▶ **WHAT YOU HAVE TO DO**
Repeat each line of the material exactly.

Figure dataset records

◇ ◇ ◇

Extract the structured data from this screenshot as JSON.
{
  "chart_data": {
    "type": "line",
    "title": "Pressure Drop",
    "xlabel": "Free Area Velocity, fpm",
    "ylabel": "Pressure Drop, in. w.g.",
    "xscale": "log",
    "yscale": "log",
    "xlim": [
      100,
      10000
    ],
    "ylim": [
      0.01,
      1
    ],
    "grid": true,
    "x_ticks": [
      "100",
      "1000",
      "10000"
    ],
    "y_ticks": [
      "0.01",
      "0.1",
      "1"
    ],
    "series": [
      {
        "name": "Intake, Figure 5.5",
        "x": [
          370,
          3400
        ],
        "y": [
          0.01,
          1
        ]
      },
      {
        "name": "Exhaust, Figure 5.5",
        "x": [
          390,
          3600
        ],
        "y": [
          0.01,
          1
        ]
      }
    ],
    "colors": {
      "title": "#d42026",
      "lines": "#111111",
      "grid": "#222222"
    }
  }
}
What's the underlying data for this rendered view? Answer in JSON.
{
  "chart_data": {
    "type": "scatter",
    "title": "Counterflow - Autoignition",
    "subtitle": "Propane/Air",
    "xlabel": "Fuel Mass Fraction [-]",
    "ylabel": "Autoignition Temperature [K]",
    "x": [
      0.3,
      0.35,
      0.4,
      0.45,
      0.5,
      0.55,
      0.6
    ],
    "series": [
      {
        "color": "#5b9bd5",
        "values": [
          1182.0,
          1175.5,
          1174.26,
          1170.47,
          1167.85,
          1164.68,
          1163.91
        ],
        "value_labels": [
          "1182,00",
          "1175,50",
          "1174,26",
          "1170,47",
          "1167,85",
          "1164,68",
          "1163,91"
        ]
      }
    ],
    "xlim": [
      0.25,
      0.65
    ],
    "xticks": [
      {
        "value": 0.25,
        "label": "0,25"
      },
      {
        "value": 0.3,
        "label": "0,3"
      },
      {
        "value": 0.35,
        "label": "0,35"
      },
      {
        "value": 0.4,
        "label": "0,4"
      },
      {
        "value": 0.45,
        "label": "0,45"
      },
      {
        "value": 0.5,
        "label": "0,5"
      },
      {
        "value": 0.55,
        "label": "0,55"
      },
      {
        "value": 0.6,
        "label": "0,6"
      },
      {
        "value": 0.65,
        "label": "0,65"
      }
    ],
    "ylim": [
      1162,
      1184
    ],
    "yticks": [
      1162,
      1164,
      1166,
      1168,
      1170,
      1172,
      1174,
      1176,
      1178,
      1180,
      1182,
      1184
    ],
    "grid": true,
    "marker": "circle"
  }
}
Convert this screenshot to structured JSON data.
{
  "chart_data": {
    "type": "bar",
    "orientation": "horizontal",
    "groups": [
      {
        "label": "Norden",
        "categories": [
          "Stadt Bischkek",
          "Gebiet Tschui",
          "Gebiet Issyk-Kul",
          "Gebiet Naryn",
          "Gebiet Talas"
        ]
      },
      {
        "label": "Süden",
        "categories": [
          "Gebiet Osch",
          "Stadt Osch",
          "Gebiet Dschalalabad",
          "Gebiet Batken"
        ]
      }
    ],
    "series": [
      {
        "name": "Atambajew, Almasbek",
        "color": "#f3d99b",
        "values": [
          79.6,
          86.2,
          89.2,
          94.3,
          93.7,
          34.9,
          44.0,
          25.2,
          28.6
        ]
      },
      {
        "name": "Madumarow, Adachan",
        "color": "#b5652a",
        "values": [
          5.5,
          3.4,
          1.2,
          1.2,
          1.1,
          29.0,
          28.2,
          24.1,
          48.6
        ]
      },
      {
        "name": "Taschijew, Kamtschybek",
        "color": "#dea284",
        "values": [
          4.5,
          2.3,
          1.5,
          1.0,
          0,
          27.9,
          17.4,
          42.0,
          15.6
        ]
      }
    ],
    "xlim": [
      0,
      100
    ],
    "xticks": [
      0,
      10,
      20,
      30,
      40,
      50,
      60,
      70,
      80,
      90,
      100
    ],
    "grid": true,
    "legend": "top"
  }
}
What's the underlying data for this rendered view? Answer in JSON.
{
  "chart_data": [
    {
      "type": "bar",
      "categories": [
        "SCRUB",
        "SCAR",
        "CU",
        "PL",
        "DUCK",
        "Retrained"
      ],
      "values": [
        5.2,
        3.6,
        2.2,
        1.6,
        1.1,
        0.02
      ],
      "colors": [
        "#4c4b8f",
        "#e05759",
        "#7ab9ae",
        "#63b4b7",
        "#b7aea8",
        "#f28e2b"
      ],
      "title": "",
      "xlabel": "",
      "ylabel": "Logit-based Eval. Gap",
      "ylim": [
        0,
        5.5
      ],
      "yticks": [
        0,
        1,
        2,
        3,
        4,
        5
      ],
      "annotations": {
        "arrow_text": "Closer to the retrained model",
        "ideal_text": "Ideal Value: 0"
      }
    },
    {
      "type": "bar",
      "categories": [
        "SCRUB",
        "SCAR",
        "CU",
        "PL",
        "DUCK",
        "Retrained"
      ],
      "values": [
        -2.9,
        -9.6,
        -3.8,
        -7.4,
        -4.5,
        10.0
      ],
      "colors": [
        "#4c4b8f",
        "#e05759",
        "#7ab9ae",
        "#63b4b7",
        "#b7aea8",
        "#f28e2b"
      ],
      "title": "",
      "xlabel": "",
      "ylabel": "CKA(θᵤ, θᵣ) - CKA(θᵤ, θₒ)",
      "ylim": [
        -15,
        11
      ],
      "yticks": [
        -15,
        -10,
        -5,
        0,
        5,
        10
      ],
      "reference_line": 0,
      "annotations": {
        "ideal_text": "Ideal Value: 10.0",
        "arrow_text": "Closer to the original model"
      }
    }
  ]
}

◇ ◇ ◇

▶ **EXERCISE ANSWER**
Extract the structured data from this screenshot as JSON.
{
  "chart_data": {
    "type": "line",
    "title": "Pressure Drop",
    "xlabel": "Free Area Velocity, fpm",
    "ylabel": "Pressure Drop, in. w.g.",
    "xscale": "log",
    "yscale": "log",
    "xlim": [
      100,
      10000
    ],
    "ylim": [
      0.01,
      1
    ],
    "grid": true,
    "x_ticks": [
      "100",
      "1000",
      "10000"
    ],
    "y_ticks": [
      "0.01",
      "0.1",
      "1"
    ],
    "series": [
      {
        "name": "Intake, Figure 5.5",
        "x": [
          370,
          3400
        ],
        "y": [
          0.01,
          1
        ]
      },
      {
        "name": "Exhaust, Figure 5.5",
        "x": [
          390,
          3600
        ],
        "y": [
          0.01,
          1
        ]
      }
    ],
    "colors": {
      "title": "#d42026",
      "lines": "#111111",
      "grid": "#222222"
    }
  }
}
What's the underlying data for this rendered view? Answer in JSON.
{
  "chart_data": {
    "type": "scatter",
    "title": "Counterflow - Autoignition",
    "subtitle": "Propane/Air",
    "xlabel": "Fuel Mass Fraction [-]",
    "ylabel": "Autoignition Temperature [K]",
    "x": [
      0.3,
      0.35,
      0.4,
      0.45,
      0.5,
      0.55,
      0.6
    ],
    "series": [
      {
        "color": "#5b9bd5",
        "values": [
          1182.0,
          1175.5,
          1174.26,
          1170.47,
          1167.85,
          1164.68,
          1163.91
        ],
        "value_labels": [
          "1182,00",
          "1175,50",
          "1174,26",
          "1170,47",
          "1167,85",
          "1164,68",
          "1163,91"
        ]
      }
    ],
    "xlim": [
      0.25,
      0.65
    ],
    "xticks": [
      {
        "value": 0.25,
        "label": "0,25"
      },
      {
        "value": 0.3,
        "label": "0,3"
      },
      {
        "value": 0.35,
        "label": "0,35"
      },
      {
        "value": 0.4,
        "label": "0,4"
      },
      {
        "value": 0.45,
        "label": "0,45"
      },
      {
        "value": 0.5,
        "label": "0,5"
      },
      {
        "value": 0.55,
        "label": "0,55"
      },
      {
        "value": 0.6,
        "label": "0,6"
      },
      {
        "value": 0.65,
        "label": "0,65"
      }
    ],
    "ylim": [
      1162,
      1184
    ],
    "yticks": [
      1162,
      1164,
      1166,
      1168,
      1170,
      1172,
      1174,
      1176,
      1178,
      1180,
      1182,
      1184
    ],
    "grid": true,
    "marker": "circle"
  }
}
Convert this screenshot to structured JSON data.
{
  "chart_data": {
    "type": "bar",
    "orientation": "horizontal",
    "groups": [
      {
        "label": "Norden",
        "categories": [
          "Stadt Bischkek",
          "Gebiet Tschui",
          "Gebiet Issyk-Kul",
          "Gebiet Naryn",
          "Gebiet Talas"
        ]
      },
      {
        "label": "Süden",
        "categories": [
          "Gebiet Osch",
          "Stadt Osch",
          "Gebiet Dschalalabad",
          "Gebiet Batken"
        ]
      }
    ],
    "series": [
      {
        "name": "Atambajew, Almasbek",
        "color": "#f3d99b",
        "values": [
          79.6,
          86.2,
          89.2,
          94.3,
          93.7,
          34.9,
          44.0,
          25.2,
          28.6
        ]
      },
      {
        "name": "Madumarow, Adachan",
        "color": "#b5652a",
        "values": [
          5.5,
          3.4,
          1.2,
          1.2,
          1.1,
          29.0,
          28.2,
          24.1,
          48.6
        ]
      },
      {
        "name": "Taschijew, Kamtschybek",
        "color": "#dea284",
        "values": [
          4.5,
          2.3,
          1.5,
          1.0,
          0,
          27.9,
          17.4,
          42.0,
          15.6
        ]
      }
    ],
    "xlim": [
      0,
      100
    ],
    "xticks": [
      0,
      10,
      20,
      30,
      40,
      50,
      60,
      70,
      80,
      90,
      100
    ],
    "grid": true,
    "legend": "top"
  }
}
What's the underlying data for this rendered view? Answer in JSON.
{
  "chart_data": [
    {
      "type": "bar",
      "categories": [
        "SCRUB",
        "SCAR",
        "CU",
        "PL",
        "DUCK",
        "Retrained"
      ],
      "values": [
        5.2,
        3.6,
        2.2,
        1.6,
        1.1,
        0.02
      ],
      "colors": [
        "#4c4b8f",
        "#e05759",
        "#7ab9ae",
        "#63b4b7",
        "#b7aea8",
        "#f28e2b"
      ],
      "title": "",
      "xlabel": "",
      "ylabel": "Logit-based Eval. Gap",
      "ylim": [
        0,
        5.5
      ],
      "yticks": [
        0,
        1,
        2,
        3,
        4,
        5
      ],
      "annotations": {
        "arrow_text": "Closer to the retrained model",
        "ideal_text": "Ideal Value: 0"
      }
    },
    {
      "type": "bar",
      "categories": [
        "SCRUB",
        "SCAR",
        "CU",
        "PL",
        "DUCK",
        "Retrained"
      ],
      "values": [
        -2.9,
        -9.6,
        -3.8,
        -7.4,
        -4.5,
        10.0
      ],
      "colors": [
        "#4c4b8f",
        "#e05759",
        "#7ab9ae",
        "#63b4b7",
        "#b7aea8",
        "#f28e2b"
      ],
      "title": "",
      "xlabel": "",
      "ylabel": "CKA(θᵤ, θᵣ) - CKA(θᵤ, θₒ)",
      "ylim": [
        -15,
        11
      ],
      "yticks": [
        -15,
        -10,
        -5,
        0,
        5,
        10
      ],
      "reference_line": 0,
      "annotations": {
        "ideal_text": "Ideal Value: 10.0",
        "arrow_text": "Closer to the original model"
      }
    }
  ]
}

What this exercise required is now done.